---------- ROWS

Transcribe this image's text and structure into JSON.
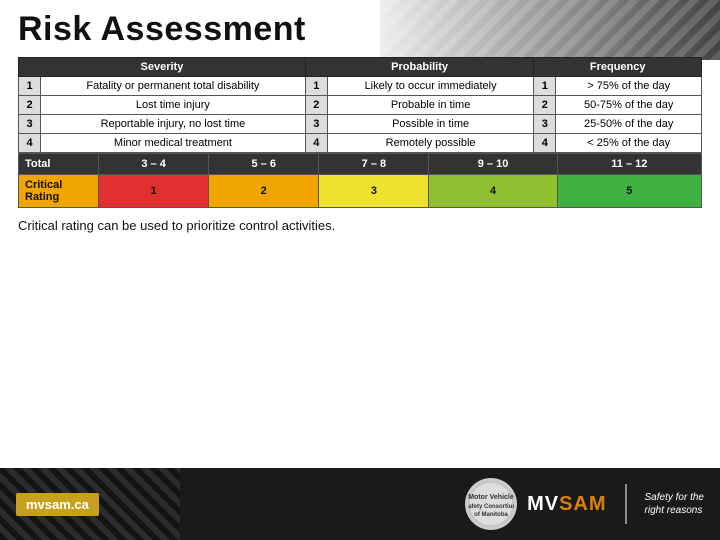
{
  "page": {
    "title": "Risk Assessment"
  },
  "top_table": {
    "headers": [
      "#",
      "Severity",
      "#",
      "Probability",
      "#",
      "Frequency"
    ],
    "rows": [
      {
        "sev_num": "1",
        "sev_text": "Fatality or permanent total disability",
        "prob_num": "1",
        "prob_text": "Likely to occur immediately",
        "freq_num": "1",
        "freq_text": "> 75% of the day"
      },
      {
        "sev_num": "2",
        "sev_text": "Lost time injury",
        "prob_num": "2",
        "prob_text": "Probable in time",
        "freq_num": "2",
        "freq_text": "50-75% of the day"
      },
      {
        "sev_num": "3",
        "sev_text": "Reportable injury, no lost time",
        "prob_num": "3",
        "prob_text": "Possible in time",
        "freq_num": "3",
        "freq_text": "25-50% of the day"
      },
      {
        "sev_num": "4",
        "sev_text": "Minor medical treatment",
        "prob_num": "4",
        "prob_text": "Remotely possible",
        "freq_num": "4",
        "freq_text": "< 25% of the day"
      }
    ]
  },
  "bottom_table": {
    "total_row": {
      "label": "Total",
      "ranges": [
        "3 – 4",
        "5 – 6",
        "7 – 8",
        "9 – 10",
        "11 – 12"
      ]
    },
    "critical_row": {
      "label": "Critical Rating",
      "values": [
        "1",
        "2",
        "3",
        "4",
        "5"
      ]
    }
  },
  "caption": "Critical rating can be used to prioritize control activities.",
  "footer": {
    "url": "mvsam.ca",
    "logo_text": "MVSAM",
    "tagline_line1": "Safety for the",
    "tagline_line2": "right reasons",
    "org_text": "Motor Vehicle Safety Consortium of Manitoba"
  }
}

--------------------

* **REQUIRED WORK**:
Copy each line exactly, and leave the pictures out of your copy.

* **TASK OUTPUT**:
Transcribe this image's text and structure into JSON.
{
  "page": {
    "title": "Risk Assessment"
  },
  "top_table": {
    "headers": [
      "#",
      "Severity",
      "#",
      "Probability",
      "#",
      "Frequency"
    ],
    "rows": [
      {
        "sev_num": "1",
        "sev_text": "Fatality or permanent total disability",
        "prob_num": "1",
        "prob_text": "Likely to occur immediately",
        "freq_num": "1",
        "freq_text": "> 75% of the day"
      },
      {
        "sev_num": "2",
        "sev_text": "Lost time injury",
        "prob_num": "2",
        "prob_text": "Probable in time",
        "freq_num": "2",
        "freq_text": "50-75% of the day"
      },
      {
        "sev_num": "3",
        "sev_text": "Reportable injury, no lost time",
        "prob_num": "3",
        "prob_text": "Possible in time",
        "freq_num": "3",
        "freq_text": "25-50% of the day"
      },
      {
        "sev_num": "4",
        "sev_text": "Minor medical treatment",
        "prob_num": "4",
        "prob_text": "Remotely possible",
        "freq_num": "4",
        "freq_text": "< 25% of the day"
      }
    ]
  },
  "bottom_table": {
    "total_row": {
      "label": "Total",
      "ranges": [
        "3 – 4",
        "5 – 6",
        "7 – 8",
        "9 – 10",
        "11 – 12"
      ]
    },
    "critical_row": {
      "label": "Critical Rating",
      "values": [
        "1",
        "2",
        "3",
        "4",
        "5"
      ]
    }
  },
  "caption": "Critical rating can be used to prioritize control activities.",
  "footer": {
    "url": "mvsam.ca",
    "logo_text": "MVSAM",
    "tagline_line1": "Safety for the",
    "tagline_line2": "right reasons",
    "org_text": "Motor Vehicle Safety Consortium of Manitoba"
  }
}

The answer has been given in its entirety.